Note each line of the listing that contains the string "Output", and copy it.
- - -
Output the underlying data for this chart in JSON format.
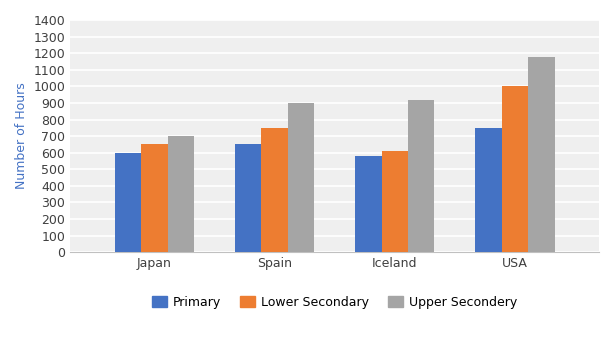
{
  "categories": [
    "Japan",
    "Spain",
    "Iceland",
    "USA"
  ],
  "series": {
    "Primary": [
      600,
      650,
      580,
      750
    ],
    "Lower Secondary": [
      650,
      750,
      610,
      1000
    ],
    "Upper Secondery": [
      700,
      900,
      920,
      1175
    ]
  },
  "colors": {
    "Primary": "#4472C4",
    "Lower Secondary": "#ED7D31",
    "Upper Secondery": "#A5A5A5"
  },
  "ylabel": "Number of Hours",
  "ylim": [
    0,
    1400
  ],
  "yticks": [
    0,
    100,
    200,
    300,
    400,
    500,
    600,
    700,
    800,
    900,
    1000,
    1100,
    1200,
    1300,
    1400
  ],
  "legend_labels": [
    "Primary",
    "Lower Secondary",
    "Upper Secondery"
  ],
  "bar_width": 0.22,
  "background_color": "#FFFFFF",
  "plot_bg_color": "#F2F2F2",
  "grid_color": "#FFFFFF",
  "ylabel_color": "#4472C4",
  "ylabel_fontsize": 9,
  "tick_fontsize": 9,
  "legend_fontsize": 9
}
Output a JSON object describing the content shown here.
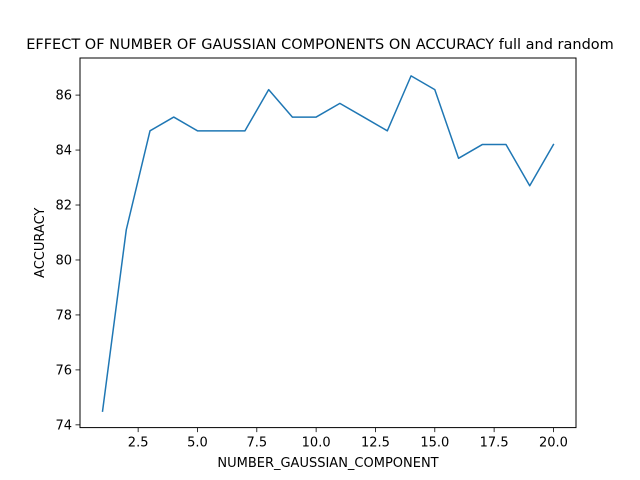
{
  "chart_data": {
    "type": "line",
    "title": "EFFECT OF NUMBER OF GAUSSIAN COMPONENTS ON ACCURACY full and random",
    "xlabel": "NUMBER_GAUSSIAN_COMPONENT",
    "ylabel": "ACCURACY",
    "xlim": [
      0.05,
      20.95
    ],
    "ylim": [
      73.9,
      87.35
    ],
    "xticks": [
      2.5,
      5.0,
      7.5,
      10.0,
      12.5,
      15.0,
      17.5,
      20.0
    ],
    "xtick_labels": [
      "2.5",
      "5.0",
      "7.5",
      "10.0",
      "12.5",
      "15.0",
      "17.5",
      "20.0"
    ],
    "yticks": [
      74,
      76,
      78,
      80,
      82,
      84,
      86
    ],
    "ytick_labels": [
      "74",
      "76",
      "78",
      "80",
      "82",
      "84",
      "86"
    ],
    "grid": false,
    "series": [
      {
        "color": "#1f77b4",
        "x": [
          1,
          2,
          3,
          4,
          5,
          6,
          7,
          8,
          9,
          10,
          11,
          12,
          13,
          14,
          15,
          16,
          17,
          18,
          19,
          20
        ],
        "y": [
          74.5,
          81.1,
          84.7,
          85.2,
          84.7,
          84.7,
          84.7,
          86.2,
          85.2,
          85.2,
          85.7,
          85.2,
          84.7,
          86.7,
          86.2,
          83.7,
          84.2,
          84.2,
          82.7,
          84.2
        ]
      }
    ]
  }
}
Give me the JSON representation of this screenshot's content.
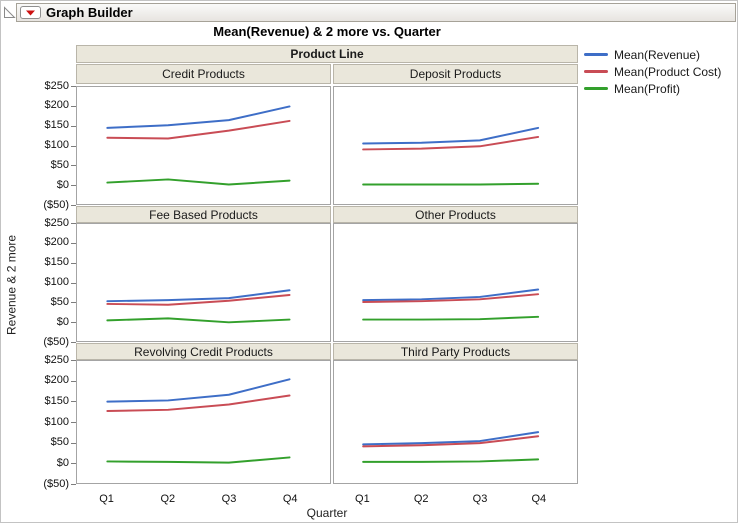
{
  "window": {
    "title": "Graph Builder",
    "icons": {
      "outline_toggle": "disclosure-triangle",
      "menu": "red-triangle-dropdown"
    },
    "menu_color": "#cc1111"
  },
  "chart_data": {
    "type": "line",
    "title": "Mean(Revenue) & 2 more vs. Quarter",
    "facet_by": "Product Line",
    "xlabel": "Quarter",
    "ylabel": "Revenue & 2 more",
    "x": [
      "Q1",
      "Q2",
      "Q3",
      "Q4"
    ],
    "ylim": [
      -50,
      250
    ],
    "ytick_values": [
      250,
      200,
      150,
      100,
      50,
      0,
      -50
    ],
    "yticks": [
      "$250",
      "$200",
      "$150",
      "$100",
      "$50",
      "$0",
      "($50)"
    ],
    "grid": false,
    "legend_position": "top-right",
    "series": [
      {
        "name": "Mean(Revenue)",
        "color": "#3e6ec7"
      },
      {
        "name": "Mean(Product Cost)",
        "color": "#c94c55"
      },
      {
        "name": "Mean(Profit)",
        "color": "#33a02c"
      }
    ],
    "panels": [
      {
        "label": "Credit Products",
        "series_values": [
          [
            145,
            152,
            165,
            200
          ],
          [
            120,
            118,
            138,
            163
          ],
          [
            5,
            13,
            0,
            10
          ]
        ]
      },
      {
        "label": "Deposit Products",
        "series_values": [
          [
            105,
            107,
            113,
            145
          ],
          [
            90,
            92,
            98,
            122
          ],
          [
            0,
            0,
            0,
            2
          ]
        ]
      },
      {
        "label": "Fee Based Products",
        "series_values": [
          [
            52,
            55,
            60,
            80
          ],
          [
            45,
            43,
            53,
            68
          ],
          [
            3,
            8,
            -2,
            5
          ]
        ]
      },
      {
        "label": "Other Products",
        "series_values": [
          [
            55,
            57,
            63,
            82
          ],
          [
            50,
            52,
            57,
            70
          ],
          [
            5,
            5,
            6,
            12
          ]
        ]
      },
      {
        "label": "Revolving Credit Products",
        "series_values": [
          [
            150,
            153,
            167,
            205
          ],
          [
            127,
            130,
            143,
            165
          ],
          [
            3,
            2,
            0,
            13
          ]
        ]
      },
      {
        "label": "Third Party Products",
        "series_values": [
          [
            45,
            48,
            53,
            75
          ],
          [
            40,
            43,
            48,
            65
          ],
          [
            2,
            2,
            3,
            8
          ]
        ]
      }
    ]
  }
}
- - -
The completed task:
Output the underlying data for this chart in JSON format.
Output a JSON object describing the content shown here.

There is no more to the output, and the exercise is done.